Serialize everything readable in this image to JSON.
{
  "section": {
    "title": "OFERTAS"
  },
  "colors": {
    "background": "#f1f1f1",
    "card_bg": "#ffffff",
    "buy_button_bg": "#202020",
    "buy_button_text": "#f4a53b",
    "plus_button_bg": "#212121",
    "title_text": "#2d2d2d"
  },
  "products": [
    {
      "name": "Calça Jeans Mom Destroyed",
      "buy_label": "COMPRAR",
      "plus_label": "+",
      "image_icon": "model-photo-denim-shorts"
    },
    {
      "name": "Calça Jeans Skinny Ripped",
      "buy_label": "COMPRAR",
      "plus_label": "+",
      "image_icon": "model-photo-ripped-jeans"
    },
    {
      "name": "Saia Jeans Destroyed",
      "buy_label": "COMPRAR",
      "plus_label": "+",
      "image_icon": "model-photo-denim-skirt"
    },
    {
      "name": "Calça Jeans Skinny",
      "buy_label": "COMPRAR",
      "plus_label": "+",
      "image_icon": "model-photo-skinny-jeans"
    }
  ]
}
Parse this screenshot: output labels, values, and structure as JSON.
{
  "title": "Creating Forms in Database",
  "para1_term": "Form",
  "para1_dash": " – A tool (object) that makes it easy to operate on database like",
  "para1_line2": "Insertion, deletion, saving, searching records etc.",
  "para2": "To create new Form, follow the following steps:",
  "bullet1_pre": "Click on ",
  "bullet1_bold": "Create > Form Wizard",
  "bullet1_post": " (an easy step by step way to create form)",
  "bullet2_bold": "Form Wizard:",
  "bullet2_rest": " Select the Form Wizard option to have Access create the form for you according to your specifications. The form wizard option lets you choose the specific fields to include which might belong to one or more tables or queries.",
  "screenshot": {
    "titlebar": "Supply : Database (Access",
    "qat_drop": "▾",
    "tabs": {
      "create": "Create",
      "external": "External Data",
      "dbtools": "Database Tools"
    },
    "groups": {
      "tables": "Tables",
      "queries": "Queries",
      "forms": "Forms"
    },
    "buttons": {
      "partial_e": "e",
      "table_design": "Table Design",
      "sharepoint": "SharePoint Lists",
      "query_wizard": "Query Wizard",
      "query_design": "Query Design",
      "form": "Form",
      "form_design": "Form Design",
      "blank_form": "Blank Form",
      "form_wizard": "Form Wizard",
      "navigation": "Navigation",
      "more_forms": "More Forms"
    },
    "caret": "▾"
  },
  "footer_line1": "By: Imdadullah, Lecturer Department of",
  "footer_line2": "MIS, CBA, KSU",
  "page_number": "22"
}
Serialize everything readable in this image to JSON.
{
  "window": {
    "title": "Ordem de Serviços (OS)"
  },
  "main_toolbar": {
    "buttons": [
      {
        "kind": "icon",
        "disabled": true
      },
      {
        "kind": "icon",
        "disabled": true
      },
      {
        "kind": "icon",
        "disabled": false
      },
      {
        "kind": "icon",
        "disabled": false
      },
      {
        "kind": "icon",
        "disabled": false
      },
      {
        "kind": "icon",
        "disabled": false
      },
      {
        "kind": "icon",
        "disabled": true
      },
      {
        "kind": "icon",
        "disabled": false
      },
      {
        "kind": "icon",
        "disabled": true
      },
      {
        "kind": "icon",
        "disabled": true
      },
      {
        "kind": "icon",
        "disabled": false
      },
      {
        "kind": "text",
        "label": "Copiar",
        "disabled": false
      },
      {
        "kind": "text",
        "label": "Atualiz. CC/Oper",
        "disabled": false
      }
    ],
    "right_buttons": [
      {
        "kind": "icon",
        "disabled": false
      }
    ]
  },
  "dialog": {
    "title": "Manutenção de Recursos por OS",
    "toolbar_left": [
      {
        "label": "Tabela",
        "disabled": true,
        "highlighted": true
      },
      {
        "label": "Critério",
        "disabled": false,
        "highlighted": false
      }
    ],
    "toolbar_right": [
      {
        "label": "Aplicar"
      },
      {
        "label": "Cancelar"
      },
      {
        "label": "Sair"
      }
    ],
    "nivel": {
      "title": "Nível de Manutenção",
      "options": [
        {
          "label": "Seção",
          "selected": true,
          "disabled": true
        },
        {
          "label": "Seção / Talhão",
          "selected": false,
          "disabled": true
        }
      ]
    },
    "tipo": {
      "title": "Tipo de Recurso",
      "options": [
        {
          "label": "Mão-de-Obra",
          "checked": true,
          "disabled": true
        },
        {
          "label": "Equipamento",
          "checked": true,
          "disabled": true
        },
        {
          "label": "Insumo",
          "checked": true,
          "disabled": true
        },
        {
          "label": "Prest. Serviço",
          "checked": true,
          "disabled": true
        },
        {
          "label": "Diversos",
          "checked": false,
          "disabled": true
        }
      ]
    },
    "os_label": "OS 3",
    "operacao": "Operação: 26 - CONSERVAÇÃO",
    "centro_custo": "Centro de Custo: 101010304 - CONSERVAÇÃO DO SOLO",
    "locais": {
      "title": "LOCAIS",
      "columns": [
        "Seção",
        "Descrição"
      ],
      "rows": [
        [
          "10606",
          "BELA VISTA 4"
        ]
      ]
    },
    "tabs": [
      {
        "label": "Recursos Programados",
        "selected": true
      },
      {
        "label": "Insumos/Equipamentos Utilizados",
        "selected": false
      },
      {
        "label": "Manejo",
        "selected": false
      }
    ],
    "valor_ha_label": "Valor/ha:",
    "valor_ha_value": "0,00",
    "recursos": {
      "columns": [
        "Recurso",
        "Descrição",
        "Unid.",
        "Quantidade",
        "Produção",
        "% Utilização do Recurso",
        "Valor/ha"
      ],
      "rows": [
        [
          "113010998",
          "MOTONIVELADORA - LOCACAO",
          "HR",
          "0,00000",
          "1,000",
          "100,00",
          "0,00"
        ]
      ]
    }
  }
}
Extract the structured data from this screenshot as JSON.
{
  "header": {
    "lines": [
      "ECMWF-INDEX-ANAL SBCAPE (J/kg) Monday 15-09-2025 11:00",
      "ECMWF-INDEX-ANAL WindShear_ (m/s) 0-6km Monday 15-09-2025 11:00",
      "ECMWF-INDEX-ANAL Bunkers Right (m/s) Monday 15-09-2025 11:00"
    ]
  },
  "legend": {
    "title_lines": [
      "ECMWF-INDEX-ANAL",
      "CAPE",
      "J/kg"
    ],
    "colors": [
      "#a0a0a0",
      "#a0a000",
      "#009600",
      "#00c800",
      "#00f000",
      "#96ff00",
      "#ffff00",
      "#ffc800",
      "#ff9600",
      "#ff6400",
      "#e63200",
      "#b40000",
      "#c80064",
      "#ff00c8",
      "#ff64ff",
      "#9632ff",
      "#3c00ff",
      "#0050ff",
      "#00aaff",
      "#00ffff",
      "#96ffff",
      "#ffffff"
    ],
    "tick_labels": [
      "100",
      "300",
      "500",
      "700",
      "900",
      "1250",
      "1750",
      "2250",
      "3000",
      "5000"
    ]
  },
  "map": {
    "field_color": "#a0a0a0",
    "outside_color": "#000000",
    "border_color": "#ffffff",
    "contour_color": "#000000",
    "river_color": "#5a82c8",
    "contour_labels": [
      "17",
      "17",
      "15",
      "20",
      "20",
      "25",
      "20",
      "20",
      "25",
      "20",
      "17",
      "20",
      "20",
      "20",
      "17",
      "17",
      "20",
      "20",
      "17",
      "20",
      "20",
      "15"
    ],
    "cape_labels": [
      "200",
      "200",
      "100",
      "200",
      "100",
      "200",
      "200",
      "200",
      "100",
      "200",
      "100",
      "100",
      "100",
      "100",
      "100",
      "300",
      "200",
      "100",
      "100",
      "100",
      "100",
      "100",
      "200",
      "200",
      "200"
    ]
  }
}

◆ ◆ ◆ ◆

WRITTEN INSTRUCTION:
Print all the data exactly.

EXERCISE RESULT:
Serialize everything readable in this image to JSON.
{
  "section": {
    "title": "OFERTAS"
  },
  "colors": {
    "background": "#f1f1f1",
    "card_bg": "#ffffff",
    "buy_button_bg": "#202020",
    "buy_button_text": "#f4a53b",
    "plus_button_bg": "#212121",
    "title_text": "#2d2d2d"
  },
  "products": [
    {
      "name": "Calça Jeans Mom Destroyed",
      "buy_label": "COMPRAR",
      "plus_label": "+",
      "image_icon": "model-photo-denim-shorts"
    },
    {
      "name": "Calça Jeans Skinny Ripped",
      "buy_label": "COMPRAR",
      "plus_label": "+",
      "image_icon": "model-photo-ripped-jeans"
    },
    {
      "name": "Saia Jeans Destroyed",
      "buy_label": "COMPRAR",
      "plus_label": "+",
      "image_icon": "model-photo-denim-skirt"
    },
    {
      "name": "Calça Jeans Skinny",
      "buy_label": "COMPRAR",
      "plus_label": "+",
      "image_icon": "model-photo-skinny-jeans"
    }
  ]
}
Parse this screenshot: output labels, values, and structure as JSON.
{
  "title": "Creating Forms in Database",
  "para1_term": "Form",
  "para1_dash": " – A tool (object) that makes it easy to operate on database like",
  "para1_line2": "Insertion, deletion, saving, searching records etc.",
  "para2": "To create new Form, follow the following steps:",
  "bullet1_pre": "Click on ",
  "bullet1_bold": "Create > Form Wizard",
  "bullet1_post": " (an easy step by step way to create form)",
  "bullet2_bold": "Form Wizard:",
  "bullet2_rest": " Select the Form Wizard option to have Access create the form for you according to your specifications. The form wizard option lets you choose the specific fields to include which might belong to one or more tables or queries.",
  "screenshot": {
    "titlebar": "Supply : Database (Access",
    "qat_drop": "▾",
    "tabs": {
      "create": "Create",
      "external": "External Data",
      "dbtools": "Database Tools"
    },
    "groups": {
      "tables": "Tables",
      "queries": "Queries",
      "forms": "Forms"
    },
    "buttons": {
      "partial_e": "e",
      "table_design": "Table Design",
      "sharepoint": "SharePoint Lists",
      "query_wizard": "Query Wizard",
      "query_design": "Query Design",
      "form": "Form",
      "form_design": "Form Design",
      "blank_form": "Blank Form",
      "form_wizard": "Form Wizard",
      "navigation": "Navigation",
      "more_forms": "More Forms"
    },
    "caret": "▾"
  },
  "footer_line1": "By: Imdadullah, Lecturer Department of",
  "footer_line2": "MIS, CBA, KSU",
  "page_number": "22"
}
Serialize everything readable in this image to JSON.
{
  "window": {
    "title": "Ordem de Serviços (OS)"
  },
  "main_toolbar": {
    "buttons": [
      {
        "kind": "icon",
        "disabled": true
      },
      {
        "kind": "icon",
        "disabled": true
      },
      {
        "kind": "icon",
        "disabled": false
      },
      {
        "kind": "icon",
        "disabled": false
      },
      {
        "kind": "icon",
        "disabled": false
      },
      {
        "kind": "icon",
        "disabled": false
      },
      {
        "kind": "icon",
        "disabled": true
      },
      {
        "kind": "icon",
        "disabled": false
      },
      {
        "kind": "icon",
        "disabled": true
      },
      {
        "kind": "icon",
        "disabled": true
      },
      {
        "kind": "icon",
        "disabled": false
      },
      {
        "kind": "text",
        "label": "Copiar",
        "disabled": false
      },
      {
        "kind": "text",
        "label": "Atualiz. CC/Oper",
        "disabled": false
      }
    ],
    "right_buttons": [
      {
        "kind": "icon",
        "disabled": false
      }
    ]
  },
  "dialog": {
    "title": "Manutenção de Recursos por OS",
    "toolbar_left": [
      {
        "label": "Tabela",
        "disabled": true,
        "highlighted": true
      },
      {
        "label": "Critério",
        "disabled": false,
        "highlighted": false
      }
    ],
    "toolbar_right": [
      {
        "label": "Aplicar"
      },
      {
        "label": "Cancelar"
      },
      {
        "label": "Sair"
      }
    ],
    "nivel": {
      "title": "Nível de Manutenção",
      "options": [
        {
          "label": "Seção",
          "selected": true,
          "disabled": true
        },
        {
          "label": "Seção / Talhão",
          "selected": false,
          "disabled": true
        }
      ]
    },
    "tipo": {
      "title": "Tipo de Recurso",
      "options": [
        {
          "label": "Mão-de-Obra",
          "checked": true,
          "disabled": true
        },
        {
          "label": "Equipamento",
          "checked": true,
          "disabled": true
        },
        {
          "label": "Insumo",
          "checked": true,
          "disabled": true
        },
        {
          "label": "Prest. Serviço",
          "checked": true,
          "disabled": true
        },
        {
          "label": "Diversos",
          "checked": false,
          "disabled": true
        }
      ]
    },
    "os_label": "OS 3",
    "operacao": "Operação: 26 - CONSERVAÇÃO",
    "centro_custo": "Centro de Custo: 101010304 - CONSERVAÇÃO DO SOLO",
    "locais": {
      "title": "LOCAIS",
      "columns": [
        "Seção",
        "Descrição"
      ],
      "rows": [
        [
          "10606",
          "BELA VISTA 4"
        ]
      ]
    },
    "tabs": [
      {
        "label": "Recursos Programados",
        "selected": true
      },
      {
        "label": "Insumos/Equipamentos Utilizados",
        "selected": false
      },
      {
        "label": "Manejo",
        "selected": false
      }
    ],
    "valor_ha_label": "Valor/ha:",
    "valor_ha_value": "0,00",
    "recursos": {
      "columns": [
        "Recurso",
        "Descrição",
        "Unid.",
        "Quantidade",
        "Produção",
        "% Utilização do Recurso",
        "Valor/ha"
      ],
      "rows": [
        [
          "113010998",
          "MOTONIVELADORA - LOCACAO",
          "HR",
          "0,00000",
          "1,000",
          "100,00",
          "0,00"
        ]
      ]
    }
  }
}
Extract the structured data from this screenshot as JSON.
{
  "header": {
    "lines": [
      "ECMWF-INDEX-ANAL SBCAPE (J/kg) Monday 15-09-2025 11:00",
      "ECMWF-INDEX-ANAL WindShear_ (m/s) 0-6km Monday 15-09-2025 11:00",
      "ECMWF-INDEX-ANAL Bunkers Right (m/s) Monday 15-09-2025 11:00"
    ]
  },
  "legend": {
    "title_lines": [
      "ECMWF-INDEX-ANAL",
      "CAPE",
      "J/kg"
    ],
    "colors": [
      "#a0a0a0",
      "#a0a000",
      "#009600",
      "#00c800",
      "#00f000",
      "#96ff00",
      "#ffff00",
      "#ffc800",
      "#ff9600",
      "#ff6400",
      "#e63200",
      "#b40000",
      "#c80064",
      "#ff00c8",
      "#ff64ff",
      "#9632ff",
      "#3c00ff",
      "#0050ff",
      "#00aaff",
      "#00ffff",
      "#96ffff",
      "#ffffff"
    ],
    "tick_labels": [
      "100",
      "300",
      "500",
      "700",
      "900",
      "1250",
      "1750",
      "2250",
      "3000",
      "5000"
    ]
  },
  "map": {
    "field_color": "#a0a0a0",
    "outside_color": "#000000",
    "border_color": "#ffffff",
    "contour_color": "#000000",
    "river_color": "#5a82c8",
    "contour_labels": [
      "17",
      "17",
      "15",
      "20",
      "20",
      "25",
      "20",
      "20",
      "25",
      "20",
      "17",
      "20",
      "20",
      "20",
      "17",
      "17",
      "20",
      "20",
      "17",
      "20",
      "20",
      "15"
    ],
    "cape_labels": [
      "200",
      "200",
      "100",
      "200",
      "100",
      "200",
      "200",
      "200",
      "100",
      "200",
      "100",
      "100",
      "100",
      "100",
      "100",
      "300",
      "200",
      "100",
      "100",
      "100",
      "100",
      "100",
      "200",
      "200",
      "200"
    ]
  }
}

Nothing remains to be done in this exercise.